Return the records word for word. Any pictures in them are not part of the copy.
++++ The data ++++
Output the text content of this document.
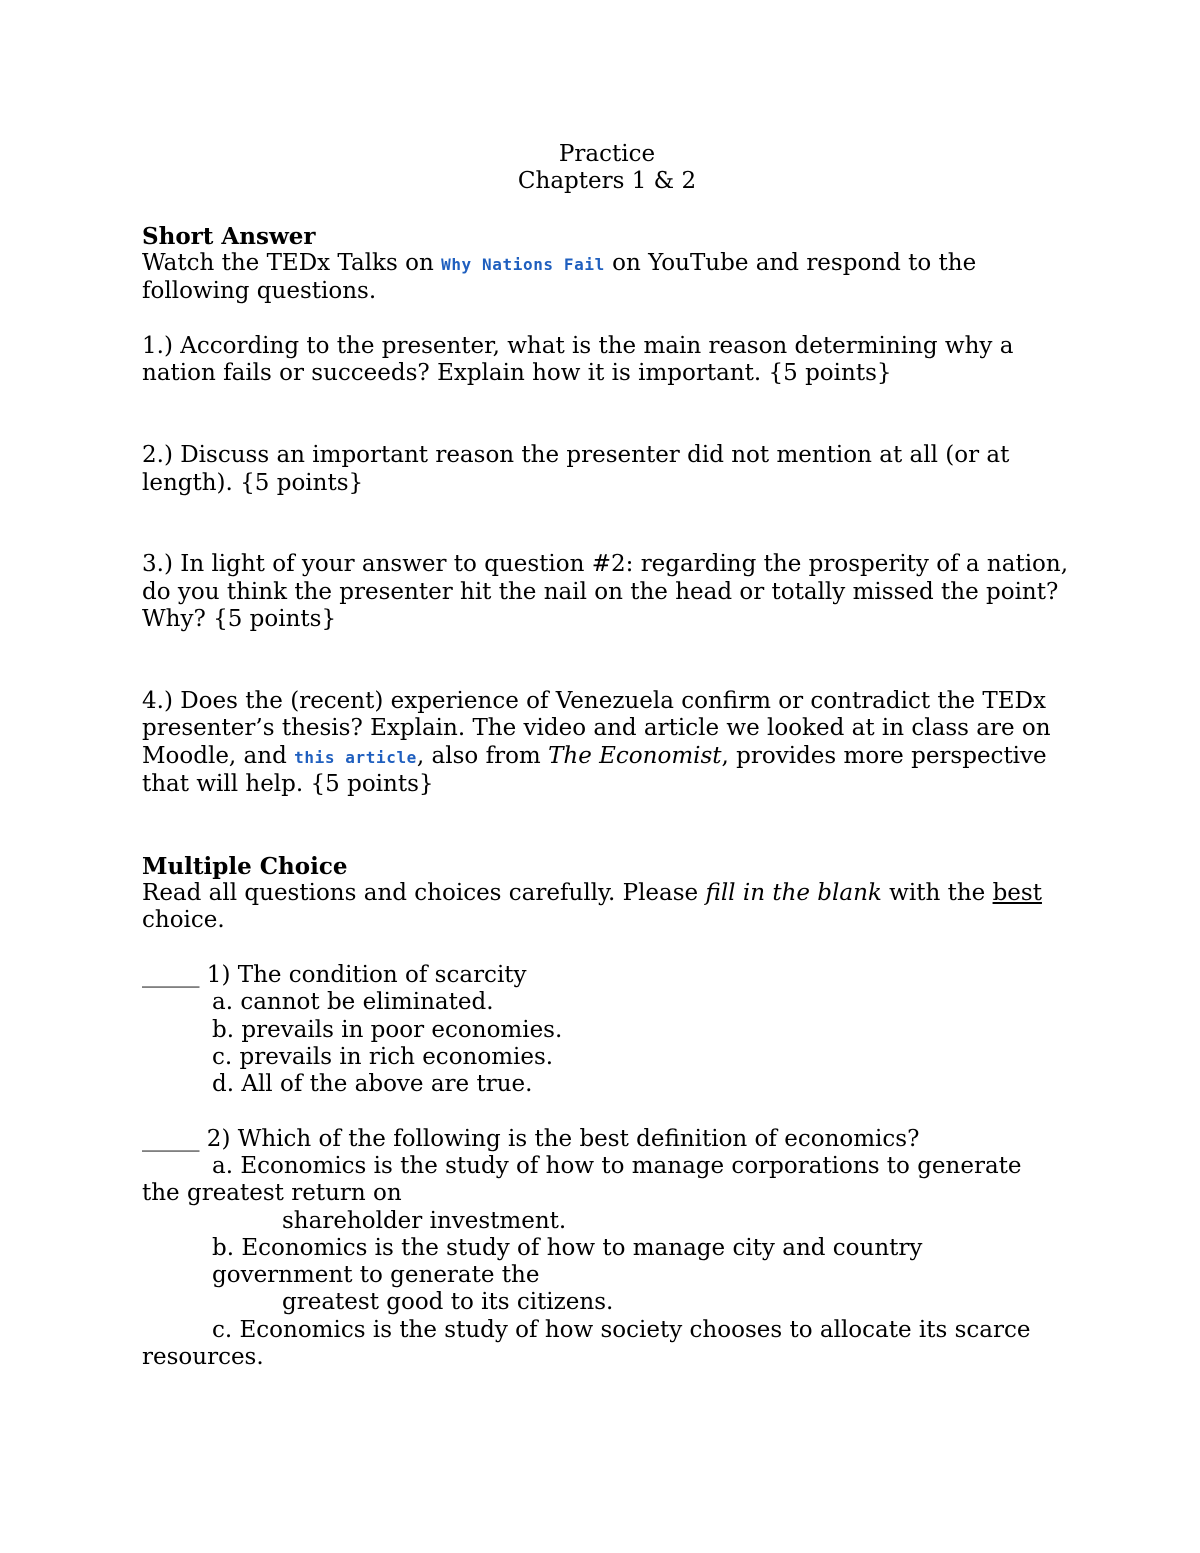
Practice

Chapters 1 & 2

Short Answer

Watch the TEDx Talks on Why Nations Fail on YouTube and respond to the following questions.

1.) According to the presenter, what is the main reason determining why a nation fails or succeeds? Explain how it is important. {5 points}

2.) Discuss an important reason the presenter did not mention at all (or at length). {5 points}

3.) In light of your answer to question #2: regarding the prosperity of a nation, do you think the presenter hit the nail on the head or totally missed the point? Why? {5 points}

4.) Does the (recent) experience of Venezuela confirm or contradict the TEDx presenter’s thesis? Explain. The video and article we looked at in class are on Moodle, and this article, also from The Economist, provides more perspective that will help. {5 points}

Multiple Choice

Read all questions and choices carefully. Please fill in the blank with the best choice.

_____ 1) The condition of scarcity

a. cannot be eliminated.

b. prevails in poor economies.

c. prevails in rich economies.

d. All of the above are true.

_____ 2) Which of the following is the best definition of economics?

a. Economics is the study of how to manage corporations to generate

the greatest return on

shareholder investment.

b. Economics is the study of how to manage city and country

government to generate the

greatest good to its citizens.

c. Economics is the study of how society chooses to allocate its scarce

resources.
++++
*The solution*.
Output the text content of this document.
Practice

Chapters 1 & 2

Short Answer

Watch the TEDx Talks on Why Nations Fail on YouTube and respond to the following questions.

1.) According to the presenter, what is the main reason determining why a nation fails or succeeds? Explain how it is important. {5 points}

2.) Discuss an important reason the presenter did not mention at all (or at length). {5 points}

3.) In light of your answer to question #2: regarding the prosperity of a nation, do you think the presenter hit the nail on the head or totally missed the point? Why? {5 points}

4.) Does the (recent) experience of Venezuela confirm or contradict the TEDx presenter’s thesis? Explain. The video and article we looked at in class are on Moodle, and this article, also from The Economist, provides more perspective that will help. {5 points}

Multiple Choice

Read all questions and choices carefully. Please fill in the blank with the best choice.

_____ 1) The condition of scarcity

a. cannot be eliminated.

b. prevails in poor economies.

c. prevails in rich economies.

d. All of the above are true.

_____ 2) Which of the following is the best definition of economics?

a. Economics is the study of how to manage corporations to generate

the greatest return on

shareholder investment.

b. Economics is the study of how to manage city and country

government to generate the

greatest good to its citizens.

c. Economics is the study of how society chooses to allocate its scarce

resources.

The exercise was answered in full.